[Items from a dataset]
◆ ◆ ◆ ◆ ◆ ◆ ◆

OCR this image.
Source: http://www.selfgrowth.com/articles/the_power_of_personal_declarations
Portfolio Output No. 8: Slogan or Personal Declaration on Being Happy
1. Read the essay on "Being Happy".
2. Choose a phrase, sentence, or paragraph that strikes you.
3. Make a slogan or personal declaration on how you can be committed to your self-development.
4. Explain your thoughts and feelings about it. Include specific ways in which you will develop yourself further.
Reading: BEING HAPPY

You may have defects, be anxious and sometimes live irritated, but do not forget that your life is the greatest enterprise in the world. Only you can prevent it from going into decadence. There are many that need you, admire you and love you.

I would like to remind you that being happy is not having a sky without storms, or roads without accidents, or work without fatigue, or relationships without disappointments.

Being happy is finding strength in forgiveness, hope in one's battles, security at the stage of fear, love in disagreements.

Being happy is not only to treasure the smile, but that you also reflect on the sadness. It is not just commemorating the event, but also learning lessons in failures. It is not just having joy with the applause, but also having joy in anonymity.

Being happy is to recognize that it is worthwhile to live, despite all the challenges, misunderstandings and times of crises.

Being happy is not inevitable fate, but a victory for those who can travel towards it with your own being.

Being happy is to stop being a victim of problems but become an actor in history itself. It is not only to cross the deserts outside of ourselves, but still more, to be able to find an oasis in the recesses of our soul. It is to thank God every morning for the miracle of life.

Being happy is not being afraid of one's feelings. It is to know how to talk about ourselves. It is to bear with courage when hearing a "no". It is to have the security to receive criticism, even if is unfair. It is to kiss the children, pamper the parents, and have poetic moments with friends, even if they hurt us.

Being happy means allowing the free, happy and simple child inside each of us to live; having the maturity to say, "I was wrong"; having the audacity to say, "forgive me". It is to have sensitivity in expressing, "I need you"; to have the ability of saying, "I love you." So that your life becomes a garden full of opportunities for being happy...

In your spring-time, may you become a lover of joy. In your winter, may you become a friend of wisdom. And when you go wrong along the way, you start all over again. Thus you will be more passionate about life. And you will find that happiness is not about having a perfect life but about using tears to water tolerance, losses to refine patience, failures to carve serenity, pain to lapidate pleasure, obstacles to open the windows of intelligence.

◆ ◆ ◆ ◆ ◆ ◆ ◆

# [What the exercise asks]
Copy out the full listing exactly.

# [Final answer]
OCR this image.
Source: http://www.selfgrowth.com/articles/the_power_of_personal_declarations
Portfolio Output No. 8: Slogan or Personal Declaration on Being Happy
1. Read the essay on "Being Happy".
2. Choose a phrase, sentence, or paragraph that strikes you.
3. Make a slogan or personal declaration on how you can be committed to your self-development.
4. Explain your thoughts and feelings about it. Include specific ways in which you will develop yourself further.
Reading: BEING HAPPY

You may have defects, be anxious and sometimes live irritated, but do not forget that your life is the greatest enterprise in the world. Only you can prevent it from going into decadence. There are many that need you, admire you and love you.

I would like to remind you that being happy is not having a sky without storms, or roads without accidents, or work without fatigue, or relationships without disappointments.

Being happy is finding strength in forgiveness, hope in one's battles, security at the stage of fear, love in disagreements.

Being happy is not only to treasure the smile, but that you also reflect on the sadness. It is not just commemorating the event, but also learning lessons in failures. It is not just having joy with the applause, but also having joy in anonymity.

Being happy is to recognize that it is worthwhile to live, despite all the challenges, misunderstandings and times of crises.

Being happy is not inevitable fate, but a victory for those who can travel towards it with your own being.

Being happy is to stop being a victim of problems but become an actor in history itself. It is not only to cross the deserts outside of ourselves, but still more, to be able to find an oasis in the recesses of our soul. It is to thank God every morning for the miracle of life.

Being happy is not being afraid of one's feelings. It is to know how to talk about ourselves. It is to bear with courage when hearing a "no". It is to have the security to receive criticism, even if is unfair. It is to kiss the children, pamper the parents, and have poetic moments with friends, even if they hurt us.

Being happy means allowing the free, happy and simple child inside each of us to live; having the maturity to say, "I was wrong"; having the audacity to say, "forgive me". It is to have sensitivity in expressing, "I need you"; to have the ability of saying, "I love you." So that your life becomes a garden full of opportunities for being happy...

In your spring-time, may you become a lover of joy. In your winter, may you become a friend of wisdom. And when you go wrong along the way, you start all over again. Thus you will be more passionate about life. And you will find that happiness is not about having a perfect life but about using tears to water tolerance, losses to refine patience, failures to carve serenity, pain to lapidate pleasure, obstacles to open the windows of intelligence.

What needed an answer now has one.